* Directive *
Present each line of the listing as a numbered list item, skipping any blank lines.

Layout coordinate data
------------------------------------------------------------
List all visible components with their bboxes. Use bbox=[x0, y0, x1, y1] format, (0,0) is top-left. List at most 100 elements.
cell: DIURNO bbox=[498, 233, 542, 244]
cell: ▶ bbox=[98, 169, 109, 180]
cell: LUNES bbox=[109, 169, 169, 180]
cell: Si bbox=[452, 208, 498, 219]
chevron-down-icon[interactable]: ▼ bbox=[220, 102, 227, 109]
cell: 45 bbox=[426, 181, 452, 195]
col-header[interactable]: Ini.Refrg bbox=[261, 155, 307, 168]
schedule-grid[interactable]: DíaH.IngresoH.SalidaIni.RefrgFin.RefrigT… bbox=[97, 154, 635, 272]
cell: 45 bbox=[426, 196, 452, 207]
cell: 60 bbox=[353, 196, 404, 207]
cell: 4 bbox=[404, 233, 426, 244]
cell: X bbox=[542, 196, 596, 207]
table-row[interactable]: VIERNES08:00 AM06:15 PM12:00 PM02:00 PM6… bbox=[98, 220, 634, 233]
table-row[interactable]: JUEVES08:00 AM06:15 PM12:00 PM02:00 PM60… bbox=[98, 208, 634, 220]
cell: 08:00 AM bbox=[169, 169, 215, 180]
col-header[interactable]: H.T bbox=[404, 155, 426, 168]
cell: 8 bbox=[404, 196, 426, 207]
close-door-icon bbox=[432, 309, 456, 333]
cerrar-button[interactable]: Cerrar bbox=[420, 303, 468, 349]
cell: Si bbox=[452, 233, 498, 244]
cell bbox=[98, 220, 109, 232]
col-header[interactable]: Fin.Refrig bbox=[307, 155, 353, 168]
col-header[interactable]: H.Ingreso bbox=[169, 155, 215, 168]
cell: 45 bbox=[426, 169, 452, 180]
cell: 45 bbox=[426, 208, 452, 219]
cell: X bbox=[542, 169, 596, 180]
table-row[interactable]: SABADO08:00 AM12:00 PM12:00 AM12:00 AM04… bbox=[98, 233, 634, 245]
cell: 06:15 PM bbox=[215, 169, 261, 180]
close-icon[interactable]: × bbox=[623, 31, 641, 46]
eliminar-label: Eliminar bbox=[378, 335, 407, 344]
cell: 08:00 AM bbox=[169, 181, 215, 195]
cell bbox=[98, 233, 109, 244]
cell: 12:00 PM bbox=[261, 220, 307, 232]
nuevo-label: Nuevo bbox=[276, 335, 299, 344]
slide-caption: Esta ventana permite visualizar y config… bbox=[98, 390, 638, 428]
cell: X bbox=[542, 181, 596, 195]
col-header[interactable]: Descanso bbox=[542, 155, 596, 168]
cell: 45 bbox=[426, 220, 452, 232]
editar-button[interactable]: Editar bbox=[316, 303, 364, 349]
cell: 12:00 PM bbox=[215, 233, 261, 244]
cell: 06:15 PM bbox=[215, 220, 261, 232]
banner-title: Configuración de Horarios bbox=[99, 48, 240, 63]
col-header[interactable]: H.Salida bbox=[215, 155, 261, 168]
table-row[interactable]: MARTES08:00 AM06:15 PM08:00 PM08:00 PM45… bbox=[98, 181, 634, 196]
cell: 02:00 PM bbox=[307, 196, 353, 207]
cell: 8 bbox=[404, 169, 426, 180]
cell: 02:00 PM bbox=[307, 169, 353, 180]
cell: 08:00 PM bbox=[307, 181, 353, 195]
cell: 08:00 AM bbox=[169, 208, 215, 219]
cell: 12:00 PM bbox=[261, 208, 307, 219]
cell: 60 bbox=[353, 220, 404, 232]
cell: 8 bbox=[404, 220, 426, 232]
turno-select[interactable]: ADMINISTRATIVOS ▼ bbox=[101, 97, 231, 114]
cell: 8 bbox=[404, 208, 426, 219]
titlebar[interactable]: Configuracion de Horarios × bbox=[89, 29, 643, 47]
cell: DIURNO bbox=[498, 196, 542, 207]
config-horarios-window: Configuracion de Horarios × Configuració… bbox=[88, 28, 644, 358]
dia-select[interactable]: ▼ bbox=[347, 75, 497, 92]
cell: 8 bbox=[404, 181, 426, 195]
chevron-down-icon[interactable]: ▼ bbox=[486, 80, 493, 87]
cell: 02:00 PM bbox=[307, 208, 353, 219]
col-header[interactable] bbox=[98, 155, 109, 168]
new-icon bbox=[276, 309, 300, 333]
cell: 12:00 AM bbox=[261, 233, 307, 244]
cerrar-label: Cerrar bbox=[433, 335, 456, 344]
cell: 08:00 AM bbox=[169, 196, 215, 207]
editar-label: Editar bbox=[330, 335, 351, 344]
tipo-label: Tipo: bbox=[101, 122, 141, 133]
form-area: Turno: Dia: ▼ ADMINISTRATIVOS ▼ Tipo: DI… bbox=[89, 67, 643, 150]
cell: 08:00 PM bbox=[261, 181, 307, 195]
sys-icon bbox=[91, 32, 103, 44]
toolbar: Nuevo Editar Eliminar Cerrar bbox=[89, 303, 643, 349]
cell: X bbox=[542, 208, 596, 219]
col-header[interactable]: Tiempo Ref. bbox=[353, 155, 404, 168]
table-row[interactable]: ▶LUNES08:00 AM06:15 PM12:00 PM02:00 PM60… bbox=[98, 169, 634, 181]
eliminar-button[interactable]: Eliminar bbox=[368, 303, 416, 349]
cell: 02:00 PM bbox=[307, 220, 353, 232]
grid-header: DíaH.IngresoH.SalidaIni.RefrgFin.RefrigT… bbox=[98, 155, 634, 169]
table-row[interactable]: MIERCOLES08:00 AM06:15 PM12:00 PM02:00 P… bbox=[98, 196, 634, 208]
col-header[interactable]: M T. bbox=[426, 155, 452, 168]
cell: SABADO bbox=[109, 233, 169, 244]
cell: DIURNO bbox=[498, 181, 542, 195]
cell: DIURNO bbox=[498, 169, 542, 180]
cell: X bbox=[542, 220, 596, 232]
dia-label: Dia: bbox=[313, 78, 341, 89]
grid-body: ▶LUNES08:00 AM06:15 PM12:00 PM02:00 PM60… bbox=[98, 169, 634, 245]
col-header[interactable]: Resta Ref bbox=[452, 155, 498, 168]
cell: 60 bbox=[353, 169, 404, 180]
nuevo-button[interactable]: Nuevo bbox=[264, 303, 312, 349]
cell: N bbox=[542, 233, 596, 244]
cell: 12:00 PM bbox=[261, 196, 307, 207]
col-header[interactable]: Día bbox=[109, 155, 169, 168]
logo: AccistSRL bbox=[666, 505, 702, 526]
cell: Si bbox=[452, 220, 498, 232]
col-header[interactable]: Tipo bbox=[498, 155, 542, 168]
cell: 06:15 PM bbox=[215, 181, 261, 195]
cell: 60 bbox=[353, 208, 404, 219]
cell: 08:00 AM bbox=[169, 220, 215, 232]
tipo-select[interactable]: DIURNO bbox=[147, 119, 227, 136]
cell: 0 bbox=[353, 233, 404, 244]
------------------------------------------------------------
* Task output *
1. List all visible components with their bboxes. Use bbox=[x0, y0, x1, y1] format, (0,0) is top-left. List at most 100 elements.
2. cell: DIURNO bbox=[498, 233, 542, 244]
3. cell: ▶ bbox=[98, 169, 109, 180]
4. cell: LUNES bbox=[109, 169, 169, 180]
5. cell: Si bbox=[452, 208, 498, 219]
6. chevron-down-icon[interactable]: ▼ bbox=[220, 102, 227, 109]
7. cell: 45 bbox=[426, 181, 452, 195]
8. col-header[interactable]: Ini.Refrg bbox=[261, 155, 307, 168]
9. schedule-grid[interactable]: DíaH.IngresoH.SalidaIni.RefrgFin.RefrigT… bbox=[97, 154, 635, 272]
10. cell: 45 bbox=[426, 196, 452, 207]
11. cell: 60 bbox=[353, 196, 404, 207]
12. cell: 4 bbox=[404, 233, 426, 244]
13. cell: X bbox=[542, 196, 596, 207]
14. table-row[interactable]: VIERNES08:00 AM06:15 PM12:00 PM02:00 PM6… bbox=[98, 220, 634, 233]
15. table-row[interactable]: JUEVES08:00 AM06:15 PM12:00 PM02:00 PM60… bbox=[98, 208, 634, 220]
16. cell: 08:00 AM bbox=[169, 169, 215, 180]
17. col-header[interactable]: H.T bbox=[404, 155, 426, 168]
18. cell: 8 bbox=[404, 196, 426, 207]
19. close-door-icon bbox=[432, 309, 456, 333]
20. cerrar-button[interactable]: Cerrar bbox=[420, 303, 468, 349]
21. cell: Si bbox=[452, 233, 498, 244]
22. cell bbox=[98, 220, 109, 232]
23. col-header[interactable]: Fin.Refrig bbox=[307, 155, 353, 168]
24. col-header[interactable]: H.Ingreso bbox=[169, 155, 215, 168]
25. cell: 45 bbox=[426, 169, 452, 180]
26. cell: 45 bbox=[426, 208, 452, 219]
27. cell: X bbox=[542, 169, 596, 180]
28. table-row[interactable]: SABADO08:00 AM12:00 PM12:00 AM12:00 AM04… bbox=[98, 233, 634, 245]
29. cell: 06:15 PM bbox=[215, 169, 261, 180]
30. close-icon[interactable]: × bbox=[623, 31, 641, 46]
31. eliminar-label: Eliminar bbox=[378, 335, 407, 344]
32. cell: 08:00 AM bbox=[169, 181, 215, 195]
33. cell bbox=[98, 233, 109, 244]
34. cell: 12:00 PM bbox=[261, 220, 307, 232]
35. nuevo-label: Nuevo bbox=[276, 335, 299, 344]
36. slide-caption: Esta ventana permite visualizar y config… bbox=[98, 390, 638, 428]
37. cell: X bbox=[542, 181, 596, 195]
38. col-header[interactable]: Descanso bbox=[542, 155, 596, 168]
39. cell: 45 bbox=[426, 220, 452, 232]
40. editar-button[interactable]: Editar bbox=[316, 303, 364, 349]
41. cell: 12:00 PM bbox=[215, 233, 261, 244]
42. cell: 06:15 PM bbox=[215, 220, 261, 232]
43. banner-title: Configuración de Horarios bbox=[99, 48, 240, 63]
44. col-header[interactable]: H.Salida bbox=[215, 155, 261, 168]
45. table-row[interactable]: MARTES08:00 AM06:15 PM08:00 PM08:00 PM45… bbox=[98, 181, 634, 196]
46. cell: 02:00 PM bbox=[307, 196, 353, 207]
47. cell: 8 bbox=[404, 169, 426, 180]
48. cell: 02:00 PM bbox=[307, 169, 353, 180]
49. cell: 08:00 PM bbox=[307, 181, 353, 195]
50. cell: 08:00 AM bbox=[169, 208, 215, 219]
51. cell: 12:00 PM bbox=[261, 208, 307, 219]
52. cell: 60 bbox=[353, 220, 404, 232]
53. cell: 8 bbox=[404, 220, 426, 232]
54. turno-select[interactable]: ADMINISTRATIVOS ▼ bbox=[101, 97, 231, 114]
55. cell: 8 bbox=[404, 208, 426, 219]
56. titlebar[interactable]: Configuracion de Horarios × bbox=[89, 29, 643, 47]
57. cell: DIURNO bbox=[498, 196, 542, 207]
58. config-horarios-window: Configuracion de Horarios × Configuració… bbox=[88, 28, 644, 358]
59. dia-select[interactable]: ▼ bbox=[347, 75, 497, 92]
60. cell: 8 bbox=[404, 181, 426, 195]
61. chevron-down-icon[interactable]: ▼ bbox=[486, 80, 493, 87]
62. cell: 02:00 PM bbox=[307, 208, 353, 219]
63. col-header[interactable] bbox=[98, 155, 109, 168]
64. new-icon bbox=[276, 309, 300, 333]
65. cell: 12:00 AM bbox=[261, 233, 307, 244]
66. cerrar-label: Cerrar bbox=[433, 335, 456, 344]
67. cell: 08:00 AM bbox=[169, 196, 215, 207]
68. editar-label: Editar bbox=[330, 335, 351, 344]
69. tipo-label: Tipo: bbox=[101, 122, 141, 133]
70. form-area: Turno: Dia: ▼ ADMINISTRATIVOS ▼ Tipo: DI… bbox=[89, 67, 643, 150]
71. cell: 08:00 PM bbox=[261, 181, 307, 195]
72. sys-icon bbox=[91, 32, 103, 44]
73. toolbar: Nuevo Editar Eliminar Cerrar bbox=[89, 303, 643, 349]
74. cell: X bbox=[542, 208, 596, 219]
75. col-header[interactable]: Tiempo Ref. bbox=[353, 155, 404, 168]
76. table-row[interactable]: ▶LUNES08:00 AM06:15 PM12:00 PM02:00 PM60… bbox=[98, 169, 634, 181]
77. eliminar-button[interactable]: Eliminar bbox=[368, 303, 416, 349]
78. cell: 02:00 PM bbox=[307, 220, 353, 232]
79. grid-header: DíaH.IngresoH.SalidaIni.RefrgFin.RefrigT… bbox=[98, 155, 634, 169]
80. table-row[interactable]: MIERCOLES08:00 AM06:15 PM12:00 PM02:00 P… bbox=[98, 196, 634, 208]
81. col-header[interactable]: M T. bbox=[426, 155, 452, 168]
82. cell: SABADO bbox=[109, 233, 169, 244]
83. cell: DIURNO bbox=[498, 181, 542, 195]
84. cell: DIURNO bbox=[498, 169, 542, 180]
85. cell: X bbox=[542, 220, 596, 232]
86. dia-label: Dia: bbox=[313, 78, 341, 89]
87. grid-body: ▶LUNES08:00 AM06:15 PM12:00 PM02:00 PM60… bbox=[98, 169, 634, 245]
88. col-header[interactable]: Resta Ref bbox=[452, 155, 498, 168]
89. cell: 60 bbox=[353, 169, 404, 180]
90. nuevo-button[interactable]: Nuevo bbox=[264, 303, 312, 349]
91. cell: N bbox=[542, 233, 596, 244]
92. cell: 12:00 PM bbox=[261, 196, 307, 207]
93. col-header[interactable]: Día bbox=[109, 155, 169, 168]
94. logo: AccistSRL bbox=[666, 505, 702, 526]
95. cell: Si bbox=[452, 220, 498, 232]
96. col-header[interactable]: Tipo bbox=[498, 155, 542, 168]
97. cell: 06:15 PM bbox=[215, 181, 261, 195]
98. cell: 60 bbox=[353, 208, 404, 219]
99. cell: 08:00 AM bbox=[169, 220, 215, 232]
100. tipo-select[interactable]: DIURNO bbox=[147, 119, 227, 136]
101. cell: 0 bbox=[353, 233, 404, 244]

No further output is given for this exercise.